• [Görev ayrıntıları] Aşağıda, sağlığın devlet yönetiminden bile değerli olduğunu anlatan yazı yer alıyor. Bu yazıyı son cümlesinden sonra sürdürün.

28 Şubat 2011 Pazartesi

SAĞLIKLI SİYASET!...

Mehmet Halil Arık
Emekli eğitimci – DENİZLİ
mehmethalilari@gmail.com
mharik20@gmail.com
26.02.2011
SAĞLIKLI SİYASET İÇİN!...

Halk içinde muteber bir nesne yok devlet gibi;
Olmaya devlet cihanda bir nefes sıhhat gibi...
Diyorki, Muhibbi (sevgili) takma adıyla yazan Kanuni Sultan Süleyman;
Halk, devlete sultan olmayı, en geçerli mertebe olarak görür... Oysa, bir tek sağlıklı nefes, o yüce makamdan daha değerlidir. .
Sağlığın önemini daha güzel anlatan başka söze gerek var mı?
Sağlığın sultanlıktan bile değerli olduğunu herkes bilir. Buna rağmen, ne sultan yapar bilinenin gereğini ne de tebaa..
Yapmaz, çünkü, sultan hastalığını kabul etmez, teba da Sultan’a sen hastasın diyemez!.. Tarihte çok örnekleri vardır bunun!?.. Deli Petro kaç yıl yönetti ülkesi Rusya’yı!?..
Bizim Deli İbrahim, (1640-1648) Osmanlı’ya hayrı dokunmasa da, yönetmedi mi ülkesini, 8 sene süreyle, saray avlusundaki balıkları altınlarla besleyerek!?..
Her Sultan (Sevgili) değilki, farkına varsın da, birtek sağlıklı nefesi devlet olmaya yeğtutsun!

• [Veri kayıtları]

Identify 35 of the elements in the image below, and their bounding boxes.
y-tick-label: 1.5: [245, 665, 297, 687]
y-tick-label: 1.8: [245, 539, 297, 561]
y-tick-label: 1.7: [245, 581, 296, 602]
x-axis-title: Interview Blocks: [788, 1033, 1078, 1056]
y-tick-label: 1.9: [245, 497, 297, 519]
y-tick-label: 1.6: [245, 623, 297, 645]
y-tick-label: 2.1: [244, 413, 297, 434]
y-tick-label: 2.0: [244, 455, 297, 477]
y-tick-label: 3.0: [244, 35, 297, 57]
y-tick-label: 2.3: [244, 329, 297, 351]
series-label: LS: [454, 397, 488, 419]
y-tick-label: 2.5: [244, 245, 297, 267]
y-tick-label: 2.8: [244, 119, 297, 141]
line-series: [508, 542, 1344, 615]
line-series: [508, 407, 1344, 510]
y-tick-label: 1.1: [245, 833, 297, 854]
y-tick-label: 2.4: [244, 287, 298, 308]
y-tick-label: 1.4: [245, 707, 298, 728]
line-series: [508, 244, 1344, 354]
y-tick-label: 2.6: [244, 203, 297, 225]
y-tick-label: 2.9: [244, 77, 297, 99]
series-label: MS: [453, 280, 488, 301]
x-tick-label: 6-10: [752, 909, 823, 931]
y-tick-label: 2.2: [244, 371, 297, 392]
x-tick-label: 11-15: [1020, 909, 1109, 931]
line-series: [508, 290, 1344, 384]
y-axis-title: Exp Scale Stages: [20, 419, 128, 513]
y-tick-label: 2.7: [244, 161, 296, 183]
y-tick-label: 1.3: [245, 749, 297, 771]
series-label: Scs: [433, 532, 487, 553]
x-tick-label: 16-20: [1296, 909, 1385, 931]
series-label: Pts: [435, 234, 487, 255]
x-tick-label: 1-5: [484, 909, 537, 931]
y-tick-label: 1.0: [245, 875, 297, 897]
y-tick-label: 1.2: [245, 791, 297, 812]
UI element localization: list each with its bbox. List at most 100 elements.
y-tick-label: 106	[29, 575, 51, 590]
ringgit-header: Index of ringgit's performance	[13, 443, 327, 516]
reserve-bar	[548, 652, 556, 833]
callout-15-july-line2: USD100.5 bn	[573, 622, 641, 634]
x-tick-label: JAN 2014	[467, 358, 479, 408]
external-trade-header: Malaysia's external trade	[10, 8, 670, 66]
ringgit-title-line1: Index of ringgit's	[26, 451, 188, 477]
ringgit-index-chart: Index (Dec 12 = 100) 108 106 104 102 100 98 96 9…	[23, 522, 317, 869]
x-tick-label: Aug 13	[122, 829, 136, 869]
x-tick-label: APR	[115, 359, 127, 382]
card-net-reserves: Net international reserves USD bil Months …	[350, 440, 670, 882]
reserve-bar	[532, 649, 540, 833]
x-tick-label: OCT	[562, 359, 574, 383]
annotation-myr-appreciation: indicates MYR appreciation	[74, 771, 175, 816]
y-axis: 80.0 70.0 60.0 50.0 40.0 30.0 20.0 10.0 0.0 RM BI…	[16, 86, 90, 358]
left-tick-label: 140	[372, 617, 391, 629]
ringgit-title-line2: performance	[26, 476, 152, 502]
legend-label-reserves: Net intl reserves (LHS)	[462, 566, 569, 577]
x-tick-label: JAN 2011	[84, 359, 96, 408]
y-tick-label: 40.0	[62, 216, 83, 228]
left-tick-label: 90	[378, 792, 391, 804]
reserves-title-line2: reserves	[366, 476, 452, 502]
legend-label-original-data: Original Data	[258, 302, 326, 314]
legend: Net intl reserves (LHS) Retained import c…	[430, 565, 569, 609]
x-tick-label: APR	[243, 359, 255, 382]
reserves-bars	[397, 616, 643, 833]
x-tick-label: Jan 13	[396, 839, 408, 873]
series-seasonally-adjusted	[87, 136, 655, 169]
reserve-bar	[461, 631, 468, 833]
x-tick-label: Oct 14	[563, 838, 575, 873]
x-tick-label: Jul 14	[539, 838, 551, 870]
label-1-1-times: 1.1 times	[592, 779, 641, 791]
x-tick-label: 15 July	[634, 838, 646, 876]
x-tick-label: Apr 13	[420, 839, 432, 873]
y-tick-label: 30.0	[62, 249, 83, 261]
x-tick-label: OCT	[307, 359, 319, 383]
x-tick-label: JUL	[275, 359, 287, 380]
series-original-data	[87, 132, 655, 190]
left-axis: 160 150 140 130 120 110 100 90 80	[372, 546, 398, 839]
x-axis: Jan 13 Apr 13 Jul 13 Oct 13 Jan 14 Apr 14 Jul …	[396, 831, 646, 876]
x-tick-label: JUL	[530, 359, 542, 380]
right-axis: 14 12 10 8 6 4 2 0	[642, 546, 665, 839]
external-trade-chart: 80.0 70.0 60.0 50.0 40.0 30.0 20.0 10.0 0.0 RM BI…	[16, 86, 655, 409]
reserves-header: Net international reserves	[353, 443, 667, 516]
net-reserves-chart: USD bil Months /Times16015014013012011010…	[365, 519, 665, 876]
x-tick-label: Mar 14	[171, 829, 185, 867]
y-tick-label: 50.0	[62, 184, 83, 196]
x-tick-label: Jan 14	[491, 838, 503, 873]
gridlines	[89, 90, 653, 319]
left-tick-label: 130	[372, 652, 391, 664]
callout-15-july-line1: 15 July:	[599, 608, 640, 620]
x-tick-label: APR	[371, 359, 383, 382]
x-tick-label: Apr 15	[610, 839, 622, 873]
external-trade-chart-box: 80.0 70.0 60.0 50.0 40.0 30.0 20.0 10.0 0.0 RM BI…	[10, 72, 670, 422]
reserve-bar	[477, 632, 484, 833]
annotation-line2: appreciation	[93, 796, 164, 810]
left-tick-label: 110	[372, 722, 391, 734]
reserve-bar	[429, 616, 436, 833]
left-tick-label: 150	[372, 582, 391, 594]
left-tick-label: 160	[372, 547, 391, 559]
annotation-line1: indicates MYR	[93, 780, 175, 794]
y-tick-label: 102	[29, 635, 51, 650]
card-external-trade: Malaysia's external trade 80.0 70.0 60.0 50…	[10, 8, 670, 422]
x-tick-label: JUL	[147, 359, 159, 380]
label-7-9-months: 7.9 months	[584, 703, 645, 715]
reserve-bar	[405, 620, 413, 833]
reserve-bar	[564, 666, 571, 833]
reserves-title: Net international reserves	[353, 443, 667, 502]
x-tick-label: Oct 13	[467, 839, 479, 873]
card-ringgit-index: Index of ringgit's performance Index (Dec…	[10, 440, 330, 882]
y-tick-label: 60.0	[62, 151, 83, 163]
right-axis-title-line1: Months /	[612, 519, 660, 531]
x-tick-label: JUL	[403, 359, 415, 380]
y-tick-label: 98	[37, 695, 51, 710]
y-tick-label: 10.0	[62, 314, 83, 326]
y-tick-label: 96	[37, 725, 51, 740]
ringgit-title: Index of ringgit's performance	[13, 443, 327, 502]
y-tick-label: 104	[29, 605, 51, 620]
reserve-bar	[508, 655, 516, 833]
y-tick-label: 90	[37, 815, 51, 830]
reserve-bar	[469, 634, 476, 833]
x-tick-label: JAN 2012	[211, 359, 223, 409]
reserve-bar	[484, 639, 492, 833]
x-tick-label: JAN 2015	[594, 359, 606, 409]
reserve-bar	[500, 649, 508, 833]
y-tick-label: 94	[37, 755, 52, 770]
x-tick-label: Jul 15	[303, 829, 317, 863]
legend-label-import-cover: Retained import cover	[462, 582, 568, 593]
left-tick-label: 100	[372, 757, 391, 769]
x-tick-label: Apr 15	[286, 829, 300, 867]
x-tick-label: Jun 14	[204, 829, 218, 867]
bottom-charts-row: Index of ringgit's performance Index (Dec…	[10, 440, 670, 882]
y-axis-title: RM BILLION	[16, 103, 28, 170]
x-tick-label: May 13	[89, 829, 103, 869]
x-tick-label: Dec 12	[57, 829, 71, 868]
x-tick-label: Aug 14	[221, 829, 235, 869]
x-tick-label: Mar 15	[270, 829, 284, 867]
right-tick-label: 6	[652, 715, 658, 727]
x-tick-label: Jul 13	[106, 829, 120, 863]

• [Görevin sonucu]
Böyle bir davranışı çakma sultanlardan ve padişahlardan kimse beklemez zaten!..
Bu noktada halka, ülkesi adına çok önemli bir görev düşmekte!..Görevin ihmali halinde toplumun gelecekte zarar görmesi kaçınılmazdır!..
Sakın olaki, bir kişiye, sultanlık ve padişahlık payesi verilmeye!..
Bu paye onların, zaten tam kurulamamış dengelerini iyice bozmakta..
Bozulan dengenin farkında olmaları beklenemez..
Sözünü ettiğimiz konunun işaret fişekleri de, işte tam bu noktada patlar!..
Asılsız bir payenin verdiği yücelik duygususu, zaten bozuk olan mekanizmada, bir fünye gibi, işi çığırından çıkarmaya yeterde artar!....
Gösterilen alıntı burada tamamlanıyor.